> **Data lines**

'''

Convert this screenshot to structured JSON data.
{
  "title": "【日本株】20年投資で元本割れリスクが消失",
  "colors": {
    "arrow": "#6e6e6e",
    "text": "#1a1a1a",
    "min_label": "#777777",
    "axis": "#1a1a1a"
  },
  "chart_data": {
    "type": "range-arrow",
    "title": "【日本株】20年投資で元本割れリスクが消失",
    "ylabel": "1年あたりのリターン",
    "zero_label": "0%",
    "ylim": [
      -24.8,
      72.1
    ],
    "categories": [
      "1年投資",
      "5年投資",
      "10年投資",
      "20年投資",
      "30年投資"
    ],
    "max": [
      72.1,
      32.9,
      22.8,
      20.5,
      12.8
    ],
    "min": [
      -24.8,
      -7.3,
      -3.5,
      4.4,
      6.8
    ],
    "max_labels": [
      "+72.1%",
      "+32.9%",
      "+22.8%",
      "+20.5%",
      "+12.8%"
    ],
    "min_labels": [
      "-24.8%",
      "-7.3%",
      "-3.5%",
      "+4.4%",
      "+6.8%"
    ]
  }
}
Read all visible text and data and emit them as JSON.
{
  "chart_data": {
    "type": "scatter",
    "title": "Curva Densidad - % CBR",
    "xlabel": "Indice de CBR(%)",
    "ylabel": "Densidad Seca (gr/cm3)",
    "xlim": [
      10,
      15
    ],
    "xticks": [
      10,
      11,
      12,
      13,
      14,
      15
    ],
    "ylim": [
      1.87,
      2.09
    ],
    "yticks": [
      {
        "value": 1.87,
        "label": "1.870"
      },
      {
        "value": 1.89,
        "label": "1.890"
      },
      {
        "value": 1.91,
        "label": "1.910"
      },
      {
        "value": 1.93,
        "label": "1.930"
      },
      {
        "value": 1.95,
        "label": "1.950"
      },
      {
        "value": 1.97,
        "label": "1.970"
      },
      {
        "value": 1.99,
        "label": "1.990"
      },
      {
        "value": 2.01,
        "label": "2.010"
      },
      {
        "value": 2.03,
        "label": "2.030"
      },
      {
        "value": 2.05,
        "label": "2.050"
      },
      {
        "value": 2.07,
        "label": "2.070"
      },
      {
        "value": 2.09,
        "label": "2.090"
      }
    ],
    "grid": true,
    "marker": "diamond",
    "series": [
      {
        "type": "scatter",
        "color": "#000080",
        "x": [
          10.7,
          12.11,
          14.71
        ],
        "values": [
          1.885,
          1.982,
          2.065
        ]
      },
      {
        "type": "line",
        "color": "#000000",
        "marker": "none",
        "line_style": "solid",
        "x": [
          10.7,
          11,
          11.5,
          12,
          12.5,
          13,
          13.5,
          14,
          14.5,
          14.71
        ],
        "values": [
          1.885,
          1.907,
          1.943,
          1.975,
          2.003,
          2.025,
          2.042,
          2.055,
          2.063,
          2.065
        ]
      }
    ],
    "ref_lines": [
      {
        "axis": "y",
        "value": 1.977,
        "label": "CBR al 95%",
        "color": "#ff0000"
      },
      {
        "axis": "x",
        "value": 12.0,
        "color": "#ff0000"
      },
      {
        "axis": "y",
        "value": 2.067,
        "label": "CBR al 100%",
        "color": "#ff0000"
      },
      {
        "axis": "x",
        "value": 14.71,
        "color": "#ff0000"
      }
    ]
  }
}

'''

Transcribe all entries exactly as they are given.

Convert this screenshot to structured JSON data.
{
  "title": "【日本株】20年投資で元本割れリスクが消失",
  "colors": {
    "arrow": "#6e6e6e",
    "text": "#1a1a1a",
    "min_label": "#777777",
    "axis": "#1a1a1a"
  },
  "chart_data": {
    "type": "range-arrow",
    "title": "【日本株】20年投資で元本割れリスクが消失",
    "ylabel": "1年あたりのリターン",
    "zero_label": "0%",
    "ylim": [
      -24.8,
      72.1
    ],
    "categories": [
      "1年投資",
      "5年投資",
      "10年投資",
      "20年投資",
      "30年投資"
    ],
    "max": [
      72.1,
      32.9,
      22.8,
      20.5,
      12.8
    ],
    "min": [
      -24.8,
      -7.3,
      -3.5,
      4.4,
      6.8
    ],
    "max_labels": [
      "+72.1%",
      "+32.9%",
      "+22.8%",
      "+20.5%",
      "+12.8%"
    ],
    "min_labels": [
      "-24.8%",
      "-7.3%",
      "-3.5%",
      "+4.4%",
      "+6.8%"
    ]
  }
}
Read all visible text and data and emit them as JSON.
{
  "chart_data": {
    "type": "scatter",
    "title": "Curva Densidad - % CBR",
    "xlabel": "Indice de CBR(%)",
    "ylabel": "Densidad Seca (gr/cm3)",
    "xlim": [
      10,
      15
    ],
    "xticks": [
      10,
      11,
      12,
      13,
      14,
      15
    ],
    "ylim": [
      1.87,
      2.09
    ],
    "yticks": [
      {
        "value": 1.87,
        "label": "1.870"
      },
      {
        "value": 1.89,
        "label": "1.890"
      },
      {
        "value": 1.91,
        "label": "1.910"
      },
      {
        "value": 1.93,
        "label": "1.930"
      },
      {
        "value": 1.95,
        "label": "1.950"
      },
      {
        "value": 1.97,
        "label": "1.970"
      },
      {
        "value": 1.99,
        "label": "1.990"
      },
      {
        "value": 2.01,
        "label": "2.010"
      },
      {
        "value": 2.03,
        "label": "2.030"
      },
      {
        "value": 2.05,
        "label": "2.050"
      },
      {
        "value": 2.07,
        "label": "2.070"
      },
      {
        "value": 2.09,
        "label": "2.090"
      }
    ],
    "grid": true,
    "marker": "diamond",
    "series": [
      {
        "type": "scatter",
        "color": "#000080",
        "x": [
          10.7,
          12.11,
          14.71
        ],
        "values": [
          1.885,
          1.982,
          2.065
        ]
      },
      {
        "type": "line",
        "color": "#000000",
        "marker": "none",
        "line_style": "solid",
        "x": [
          10.7,
          11,
          11.5,
          12,
          12.5,
          13,
          13.5,
          14,
          14.5,
          14.71
        ],
        "values": [
          1.885,
          1.907,
          1.943,
          1.975,
          2.003,
          2.025,
          2.042,
          2.055,
          2.063,
          2.065
        ]
      }
    ],
    "ref_lines": [
      {
        "axis": "y",
        "value": 1.977,
        "label": "CBR al 95%",
        "color": "#ff0000"
      },
      {
        "axis": "x",
        "value": 12.0,
        "color": "#ff0000"
      },
      {
        "axis": "y",
        "value": 2.067,
        "label": "CBR al 100%",
        "color": "#ff0000"
      },
      {
        "axis": "x",
        "value": 14.71,
        "color": "#ff0000"
      }
    ]
  }
}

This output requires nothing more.